* **Work instructions**
Reproduce the entries exactly.

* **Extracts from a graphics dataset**
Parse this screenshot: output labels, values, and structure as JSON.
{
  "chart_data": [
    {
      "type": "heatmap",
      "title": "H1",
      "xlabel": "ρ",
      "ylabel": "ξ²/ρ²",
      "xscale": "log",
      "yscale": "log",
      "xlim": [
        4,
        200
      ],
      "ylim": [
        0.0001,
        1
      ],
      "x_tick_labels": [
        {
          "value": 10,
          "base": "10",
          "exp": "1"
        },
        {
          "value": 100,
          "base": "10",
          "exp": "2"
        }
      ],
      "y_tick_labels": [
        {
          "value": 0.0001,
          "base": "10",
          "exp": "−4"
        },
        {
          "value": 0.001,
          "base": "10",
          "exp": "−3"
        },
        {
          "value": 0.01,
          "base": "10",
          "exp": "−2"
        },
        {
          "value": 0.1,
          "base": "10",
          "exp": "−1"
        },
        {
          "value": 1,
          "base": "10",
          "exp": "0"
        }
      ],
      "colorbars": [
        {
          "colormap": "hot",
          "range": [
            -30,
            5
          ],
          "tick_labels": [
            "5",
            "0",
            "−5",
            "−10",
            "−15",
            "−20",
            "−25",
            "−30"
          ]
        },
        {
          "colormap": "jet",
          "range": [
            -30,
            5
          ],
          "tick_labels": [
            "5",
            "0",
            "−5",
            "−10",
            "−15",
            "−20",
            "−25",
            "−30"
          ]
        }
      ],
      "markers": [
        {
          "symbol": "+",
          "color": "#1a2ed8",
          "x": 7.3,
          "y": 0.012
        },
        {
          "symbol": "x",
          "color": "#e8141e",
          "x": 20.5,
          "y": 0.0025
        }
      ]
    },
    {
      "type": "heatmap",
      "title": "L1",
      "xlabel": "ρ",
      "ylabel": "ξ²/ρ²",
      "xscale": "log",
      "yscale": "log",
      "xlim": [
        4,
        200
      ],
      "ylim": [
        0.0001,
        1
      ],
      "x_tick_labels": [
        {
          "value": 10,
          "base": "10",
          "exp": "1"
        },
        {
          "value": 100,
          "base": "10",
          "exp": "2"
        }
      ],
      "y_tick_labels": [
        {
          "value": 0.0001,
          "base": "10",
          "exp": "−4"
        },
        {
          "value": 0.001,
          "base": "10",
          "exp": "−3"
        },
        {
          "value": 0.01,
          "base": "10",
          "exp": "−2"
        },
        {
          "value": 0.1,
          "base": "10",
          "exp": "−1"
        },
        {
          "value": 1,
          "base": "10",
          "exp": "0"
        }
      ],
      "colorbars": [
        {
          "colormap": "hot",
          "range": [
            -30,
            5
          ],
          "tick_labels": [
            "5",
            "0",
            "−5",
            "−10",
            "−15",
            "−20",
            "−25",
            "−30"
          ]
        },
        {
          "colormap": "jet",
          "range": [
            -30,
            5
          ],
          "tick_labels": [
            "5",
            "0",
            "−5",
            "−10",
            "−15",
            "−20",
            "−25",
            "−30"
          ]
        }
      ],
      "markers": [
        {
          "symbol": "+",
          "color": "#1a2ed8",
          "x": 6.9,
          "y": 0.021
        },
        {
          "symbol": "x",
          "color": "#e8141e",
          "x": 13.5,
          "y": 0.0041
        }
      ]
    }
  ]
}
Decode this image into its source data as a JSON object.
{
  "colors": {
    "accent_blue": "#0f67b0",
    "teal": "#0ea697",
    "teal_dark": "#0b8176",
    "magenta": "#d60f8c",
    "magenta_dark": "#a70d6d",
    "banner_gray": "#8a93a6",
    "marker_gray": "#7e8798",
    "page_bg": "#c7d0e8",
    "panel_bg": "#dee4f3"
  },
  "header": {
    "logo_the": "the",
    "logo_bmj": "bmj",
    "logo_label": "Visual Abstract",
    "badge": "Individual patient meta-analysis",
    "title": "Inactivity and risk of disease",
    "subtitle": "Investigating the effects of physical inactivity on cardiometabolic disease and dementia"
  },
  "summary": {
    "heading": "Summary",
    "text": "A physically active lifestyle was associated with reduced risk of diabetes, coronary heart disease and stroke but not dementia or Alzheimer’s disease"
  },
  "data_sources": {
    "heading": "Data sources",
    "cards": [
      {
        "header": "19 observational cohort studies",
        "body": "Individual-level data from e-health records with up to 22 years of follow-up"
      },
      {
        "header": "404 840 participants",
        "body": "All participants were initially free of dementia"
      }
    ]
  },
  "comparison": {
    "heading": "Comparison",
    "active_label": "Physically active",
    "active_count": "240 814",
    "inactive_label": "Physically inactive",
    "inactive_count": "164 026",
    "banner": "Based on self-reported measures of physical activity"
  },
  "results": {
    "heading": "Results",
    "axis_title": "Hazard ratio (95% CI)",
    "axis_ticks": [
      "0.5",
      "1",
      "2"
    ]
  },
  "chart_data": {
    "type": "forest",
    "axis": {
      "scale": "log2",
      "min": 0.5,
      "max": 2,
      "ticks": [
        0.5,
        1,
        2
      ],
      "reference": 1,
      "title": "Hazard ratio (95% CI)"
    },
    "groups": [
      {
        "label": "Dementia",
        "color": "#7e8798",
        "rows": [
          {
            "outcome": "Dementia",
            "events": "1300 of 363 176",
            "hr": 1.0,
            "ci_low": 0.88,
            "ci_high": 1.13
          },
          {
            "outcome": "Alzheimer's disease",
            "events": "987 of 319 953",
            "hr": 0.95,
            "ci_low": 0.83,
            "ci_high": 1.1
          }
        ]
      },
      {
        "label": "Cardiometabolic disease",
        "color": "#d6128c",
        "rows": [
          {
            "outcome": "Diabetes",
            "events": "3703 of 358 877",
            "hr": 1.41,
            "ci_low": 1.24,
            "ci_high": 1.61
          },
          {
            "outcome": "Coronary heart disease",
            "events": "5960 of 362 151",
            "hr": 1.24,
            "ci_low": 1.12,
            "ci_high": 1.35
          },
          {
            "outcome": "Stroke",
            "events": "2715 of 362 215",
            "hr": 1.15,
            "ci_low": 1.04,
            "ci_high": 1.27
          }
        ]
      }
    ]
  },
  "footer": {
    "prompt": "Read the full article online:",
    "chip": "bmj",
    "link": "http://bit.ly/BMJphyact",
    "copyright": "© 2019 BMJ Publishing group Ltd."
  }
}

* **Expected answer**
Parse this screenshot: output labels, values, and structure as JSON.
{
  "chart_data": [
    {
      "type": "heatmap",
      "title": "H1",
      "xlabel": "ρ",
      "ylabel": "ξ²/ρ²",
      "xscale": "log",
      "yscale": "log",
      "xlim": [
        4,
        200
      ],
      "ylim": [
        0.0001,
        1
      ],
      "x_tick_labels": [
        {
          "value": 10,
          "base": "10",
          "exp": "1"
        },
        {
          "value": 100,
          "base": "10",
          "exp": "2"
        }
      ],
      "y_tick_labels": [
        {
          "value": 0.0001,
          "base": "10",
          "exp": "−4"
        },
        {
          "value": 0.001,
          "base": "10",
          "exp": "−3"
        },
        {
          "value": 0.01,
          "base": "10",
          "exp": "−2"
        },
        {
          "value": 0.1,
          "base": "10",
          "exp": "−1"
        },
        {
          "value": 1,
          "base": "10",
          "exp": "0"
        }
      ],
      "colorbars": [
        {
          "colormap": "hot",
          "range": [
            -30,
            5
          ],
          "tick_labels": [
            "5",
            "0",
            "−5",
            "−10",
            "−15",
            "−20",
            "−25",
            "−30"
          ]
        },
        {
          "colormap": "jet",
          "range": [
            -30,
            5
          ],
          "tick_labels": [
            "5",
            "0",
            "−5",
            "−10",
            "−15",
            "−20",
            "−25",
            "−30"
          ]
        }
      ],
      "markers": [
        {
          "symbol": "+",
          "color": "#1a2ed8",
          "x": 7.3,
          "y": 0.012
        },
        {
          "symbol": "x",
          "color": "#e8141e",
          "x": 20.5,
          "y": 0.0025
        }
      ]
    },
    {
      "type": "heatmap",
      "title": "L1",
      "xlabel": "ρ",
      "ylabel": "ξ²/ρ²",
      "xscale": "log",
      "yscale": "log",
      "xlim": [
        4,
        200
      ],
      "ylim": [
        0.0001,
        1
      ],
      "x_tick_labels": [
        {
          "value": 10,
          "base": "10",
          "exp": "1"
        },
        {
          "value": 100,
          "base": "10",
          "exp": "2"
        }
      ],
      "y_tick_labels": [
        {
          "value": 0.0001,
          "base": "10",
          "exp": "−4"
        },
        {
          "value": 0.001,
          "base": "10",
          "exp": "−3"
        },
        {
          "value": 0.01,
          "base": "10",
          "exp": "−2"
        },
        {
          "value": 0.1,
          "base": "10",
          "exp": "−1"
        },
        {
          "value": 1,
          "base": "10",
          "exp": "0"
        }
      ],
      "colorbars": [
        {
          "colormap": "hot",
          "range": [
            -30,
            5
          ],
          "tick_labels": [
            "5",
            "0",
            "−5",
            "−10",
            "−15",
            "−20",
            "−25",
            "−30"
          ]
        },
        {
          "colormap": "jet",
          "range": [
            -30,
            5
          ],
          "tick_labels": [
            "5",
            "0",
            "−5",
            "−10",
            "−15",
            "−20",
            "−25",
            "−30"
          ]
        }
      ],
      "markers": [
        {
          "symbol": "+",
          "color": "#1a2ed8",
          "x": 6.9,
          "y": 0.021
        },
        {
          "symbol": "x",
          "color": "#e8141e",
          "x": 13.5,
          "y": 0.0041
        }
      ]
    }
  ]
}
Decode this image into its source data as a JSON object.
{
  "colors": {
    "accent_blue": "#0f67b0",
    "teal": "#0ea697",
    "teal_dark": "#0b8176",
    "magenta": "#d60f8c",
    "magenta_dark": "#a70d6d",
    "banner_gray": "#8a93a6",
    "marker_gray": "#7e8798",
    "page_bg": "#c7d0e8",
    "panel_bg": "#dee4f3"
  },
  "header": {
    "logo_the": "the",
    "logo_bmj": "bmj",
    "logo_label": "Visual Abstract",
    "badge": "Individual patient meta-analysis",
    "title": "Inactivity and risk of disease",
    "subtitle": "Investigating the effects of physical inactivity on cardiometabolic disease and dementia"
  },
  "summary": {
    "heading": "Summary",
    "text": "A physically active lifestyle was associated with reduced risk of diabetes, coronary heart disease and stroke but not dementia or Alzheimer’s disease"
  },
  "data_sources": {
    "heading": "Data sources",
    "cards": [
      {
        "header": "19 observational cohort studies",
        "body": "Individual-level data from e-health records with up to 22 years of follow-up"
      },
      {
        "header": "404 840 participants",
        "body": "All participants were initially free of dementia"
      }
    ]
  },
  "comparison": {
    "heading": "Comparison",
    "active_label": "Physically active",
    "active_count": "240 814",
    "inactive_label": "Physically inactive",
    "inactive_count": "164 026",
    "banner": "Based on self-reported measures of physical activity"
  },
  "results": {
    "heading": "Results",
    "axis_title": "Hazard ratio (95% CI)",
    "axis_ticks": [
      "0.5",
      "1",
      "2"
    ]
  },
  "chart_data": {
    "type": "forest",
    "axis": {
      "scale": "log2",
      "min": 0.5,
      "max": 2,
      "ticks": [
        0.5,
        1,
        2
      ],
      "reference": 1,
      "title": "Hazard ratio (95% CI)"
    },
    "groups": [
      {
        "label": "Dementia",
        "color": "#7e8798",
        "rows": [
          {
            "outcome": "Dementia",
            "events": "1300 of 363 176",
            "hr": 1.0,
            "ci_low": 0.88,
            "ci_high": 1.13
          },
          {
            "outcome": "Alzheimer's disease",
            "events": "987 of 319 953",
            "hr": 0.95,
            "ci_low": 0.83,
            "ci_high": 1.1
          }
        ]
      },
      {
        "label": "Cardiometabolic disease",
        "color": "#d6128c",
        "rows": [
          {
            "outcome": "Diabetes",
            "events": "3703 of 358 877",
            "hr": 1.41,
            "ci_low": 1.24,
            "ci_high": 1.61
          },
          {
            "outcome": "Coronary heart disease",
            "events": "5960 of 362 151",
            "hr": 1.24,
            "ci_low": 1.12,
            "ci_high": 1.35
          },
          {
            "outcome": "Stroke",
            "events": "2715 of 362 215",
            "hr": 1.15,
            "ci_low": 1.04,
            "ci_high": 1.27
          }
        ]
      }
    ]
  },
  "footer": {
    "prompt": "Read the full article online:",
    "chip": "bmj",
    "link": "http://bit.ly/BMJphyact",
    "copyright": "© 2019 BMJ Publishing group Ltd."
  }
}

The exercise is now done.